> [Data excerpts]:
** Begin **

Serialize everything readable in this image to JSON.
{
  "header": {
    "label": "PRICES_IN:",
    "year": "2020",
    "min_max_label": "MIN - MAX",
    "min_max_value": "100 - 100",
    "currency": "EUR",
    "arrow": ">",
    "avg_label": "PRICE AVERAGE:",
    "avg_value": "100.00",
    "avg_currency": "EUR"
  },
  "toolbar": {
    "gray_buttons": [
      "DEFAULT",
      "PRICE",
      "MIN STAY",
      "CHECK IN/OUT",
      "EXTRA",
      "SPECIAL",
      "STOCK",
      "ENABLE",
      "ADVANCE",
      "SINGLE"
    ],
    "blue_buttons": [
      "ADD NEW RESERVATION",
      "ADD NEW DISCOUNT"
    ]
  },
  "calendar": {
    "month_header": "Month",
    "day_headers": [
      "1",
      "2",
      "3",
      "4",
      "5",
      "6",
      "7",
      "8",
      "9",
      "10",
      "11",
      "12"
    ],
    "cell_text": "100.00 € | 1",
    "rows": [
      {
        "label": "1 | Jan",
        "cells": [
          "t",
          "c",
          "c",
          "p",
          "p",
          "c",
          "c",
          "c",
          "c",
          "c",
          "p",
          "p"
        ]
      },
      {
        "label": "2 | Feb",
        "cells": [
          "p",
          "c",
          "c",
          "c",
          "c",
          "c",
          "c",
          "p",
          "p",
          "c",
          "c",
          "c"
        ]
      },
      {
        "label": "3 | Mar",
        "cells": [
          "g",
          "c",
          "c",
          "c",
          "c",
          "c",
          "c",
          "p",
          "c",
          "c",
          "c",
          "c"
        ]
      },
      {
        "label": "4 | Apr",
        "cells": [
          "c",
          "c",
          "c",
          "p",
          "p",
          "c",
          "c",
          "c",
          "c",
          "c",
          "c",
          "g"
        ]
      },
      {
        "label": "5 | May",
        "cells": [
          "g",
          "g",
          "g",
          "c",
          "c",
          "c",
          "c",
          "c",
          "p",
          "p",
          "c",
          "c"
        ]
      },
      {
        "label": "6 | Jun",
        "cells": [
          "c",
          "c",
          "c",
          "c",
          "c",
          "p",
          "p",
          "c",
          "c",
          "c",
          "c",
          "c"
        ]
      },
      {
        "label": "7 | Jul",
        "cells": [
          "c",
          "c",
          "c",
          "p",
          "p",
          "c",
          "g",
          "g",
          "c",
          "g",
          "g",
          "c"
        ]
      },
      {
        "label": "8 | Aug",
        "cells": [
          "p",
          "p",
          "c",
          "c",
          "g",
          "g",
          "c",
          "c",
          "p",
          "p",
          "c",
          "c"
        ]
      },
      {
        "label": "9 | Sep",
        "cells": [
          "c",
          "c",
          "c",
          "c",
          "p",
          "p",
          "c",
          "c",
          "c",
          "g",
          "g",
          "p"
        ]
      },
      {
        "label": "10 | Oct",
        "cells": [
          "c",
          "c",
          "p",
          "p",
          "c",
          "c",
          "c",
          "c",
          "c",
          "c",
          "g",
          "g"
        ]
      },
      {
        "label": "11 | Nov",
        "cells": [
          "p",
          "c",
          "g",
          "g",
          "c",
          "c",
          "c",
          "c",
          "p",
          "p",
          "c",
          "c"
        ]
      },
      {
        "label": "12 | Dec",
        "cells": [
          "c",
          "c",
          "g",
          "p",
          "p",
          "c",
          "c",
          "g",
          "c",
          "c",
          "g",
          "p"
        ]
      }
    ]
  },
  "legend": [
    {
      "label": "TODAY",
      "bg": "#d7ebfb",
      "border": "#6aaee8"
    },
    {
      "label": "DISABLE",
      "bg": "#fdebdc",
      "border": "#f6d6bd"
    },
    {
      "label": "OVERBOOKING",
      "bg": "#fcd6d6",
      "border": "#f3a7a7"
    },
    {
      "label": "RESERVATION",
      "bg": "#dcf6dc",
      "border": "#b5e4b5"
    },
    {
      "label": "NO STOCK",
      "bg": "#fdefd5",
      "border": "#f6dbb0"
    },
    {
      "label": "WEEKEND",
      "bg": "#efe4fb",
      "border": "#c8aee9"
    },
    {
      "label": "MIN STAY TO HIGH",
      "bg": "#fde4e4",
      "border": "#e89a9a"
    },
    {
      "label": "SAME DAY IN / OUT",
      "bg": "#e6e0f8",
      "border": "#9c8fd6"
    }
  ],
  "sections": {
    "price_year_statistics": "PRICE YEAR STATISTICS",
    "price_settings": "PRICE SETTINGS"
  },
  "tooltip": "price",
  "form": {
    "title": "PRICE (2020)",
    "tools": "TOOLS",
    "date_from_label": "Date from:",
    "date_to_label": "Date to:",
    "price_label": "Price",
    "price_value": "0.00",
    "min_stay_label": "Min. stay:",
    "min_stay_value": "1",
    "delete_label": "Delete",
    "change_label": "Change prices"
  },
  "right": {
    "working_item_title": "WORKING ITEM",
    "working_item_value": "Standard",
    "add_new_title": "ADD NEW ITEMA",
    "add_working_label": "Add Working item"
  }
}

** End **

> [Task brief]:
Return each entry from above without altering a single character.

> [Answer for the task]:
Serialize everything readable in this image to JSON.
{
  "header": {
    "label": "PRICES_IN:",
    "year": "2020",
    "min_max_label": "MIN - MAX",
    "min_max_value": "100 - 100",
    "currency": "EUR",
    "arrow": ">",
    "avg_label": "PRICE AVERAGE:",
    "avg_value": "100.00",
    "avg_currency": "EUR"
  },
  "toolbar": {
    "gray_buttons": [
      "DEFAULT",
      "PRICE",
      "MIN STAY",
      "CHECK IN/OUT",
      "EXTRA",
      "SPECIAL",
      "STOCK",
      "ENABLE",
      "ADVANCE",
      "SINGLE"
    ],
    "blue_buttons": [
      "ADD NEW RESERVATION",
      "ADD NEW DISCOUNT"
    ]
  },
  "calendar": {
    "month_header": "Month",
    "day_headers": [
      "1",
      "2",
      "3",
      "4",
      "5",
      "6",
      "7",
      "8",
      "9",
      "10",
      "11",
      "12"
    ],
    "cell_text": "100.00 € | 1",
    "rows": [
      {
        "label": "1 | Jan",
        "cells": [
          "t",
          "c",
          "c",
          "p",
          "p",
          "c",
          "c",
          "c",
          "c",
          "c",
          "p",
          "p"
        ]
      },
      {
        "label": "2 | Feb",
        "cells": [
          "p",
          "c",
          "c",
          "c",
          "c",
          "c",
          "c",
          "p",
          "p",
          "c",
          "c",
          "c"
        ]
      },
      {
        "label": "3 | Mar",
        "cells": [
          "g",
          "c",
          "c",
          "c",
          "c",
          "c",
          "c",
          "p",
          "c",
          "c",
          "c",
          "c"
        ]
      },
      {
        "label": "4 | Apr",
        "cells": [
          "c",
          "c",
          "c",
          "p",
          "p",
          "c",
          "c",
          "c",
          "c",
          "c",
          "c",
          "g"
        ]
      },
      {
        "label": "5 | May",
        "cells": [
          "g",
          "g",
          "g",
          "c",
          "c",
          "c",
          "c",
          "c",
          "p",
          "p",
          "c",
          "c"
        ]
      },
      {
        "label": "6 | Jun",
        "cells": [
          "c",
          "c",
          "c",
          "c",
          "c",
          "p",
          "p",
          "c",
          "c",
          "c",
          "c",
          "c"
        ]
      },
      {
        "label": "7 | Jul",
        "cells": [
          "c",
          "c",
          "c",
          "p",
          "p",
          "c",
          "g",
          "g",
          "c",
          "g",
          "g",
          "c"
        ]
      },
      {
        "label": "8 | Aug",
        "cells": [
          "p",
          "p",
          "c",
          "c",
          "g",
          "g",
          "c",
          "c",
          "p",
          "p",
          "c",
          "c"
        ]
      },
      {
        "label": "9 | Sep",
        "cells": [
          "c",
          "c",
          "c",
          "c",
          "p",
          "p",
          "c",
          "c",
          "c",
          "g",
          "g",
          "p"
        ]
      },
      {
        "label": "10 | Oct",
        "cells": [
          "c",
          "c",
          "p",
          "p",
          "c",
          "c",
          "c",
          "c",
          "c",
          "c",
          "g",
          "g"
        ]
      },
      {
        "label": "11 | Nov",
        "cells": [
          "p",
          "c",
          "g",
          "g",
          "c",
          "c",
          "c",
          "c",
          "p",
          "p",
          "c",
          "c"
        ]
      },
      {
        "label": "12 | Dec",
        "cells": [
          "c",
          "c",
          "g",
          "p",
          "p",
          "c",
          "c",
          "g",
          "c",
          "c",
          "g",
          "p"
        ]
      }
    ]
  },
  "legend": [
    {
      "label": "TODAY",
      "bg": "#d7ebfb",
      "border": "#6aaee8"
    },
    {
      "label": "DISABLE",
      "bg": "#fdebdc",
      "border": "#f6d6bd"
    },
    {
      "label": "OVERBOOKING",
      "bg": "#fcd6d6",
      "border": "#f3a7a7"
    },
    {
      "label": "RESERVATION",
      "bg": "#dcf6dc",
      "border": "#b5e4b5"
    },
    {
      "label": "NO STOCK",
      "bg": "#fdefd5",
      "border": "#f6dbb0"
    },
    {
      "label": "WEEKEND",
      "bg": "#efe4fb",
      "border": "#c8aee9"
    },
    {
      "label": "MIN STAY TO HIGH",
      "bg": "#fde4e4",
      "border": "#e89a9a"
    },
    {
      "label": "SAME DAY IN / OUT",
      "bg": "#e6e0f8",
      "border": "#9c8fd6"
    }
  ],
  "sections": {
    "price_year_statistics": "PRICE YEAR STATISTICS",
    "price_settings": "PRICE SETTINGS"
  },
  "tooltip": "price",
  "form": {
    "title": "PRICE (2020)",
    "tools": "TOOLS",
    "date_from_label": "Date from:",
    "date_to_label": "Date to:",
    "price_label": "Price",
    "price_value": "0.00",
    "min_stay_label": "Min. stay:",
    "min_stay_value": "1",
    "delete_label": "Delete",
    "change_label": "Change prices"
  },
  "right": {
    "working_item_title": "WORKING ITEM",
    "working_item_value": "Standard",
    "add_new_title": "ADD NEW ITEMA",
    "add_working_label": "Add Working item"
  }
}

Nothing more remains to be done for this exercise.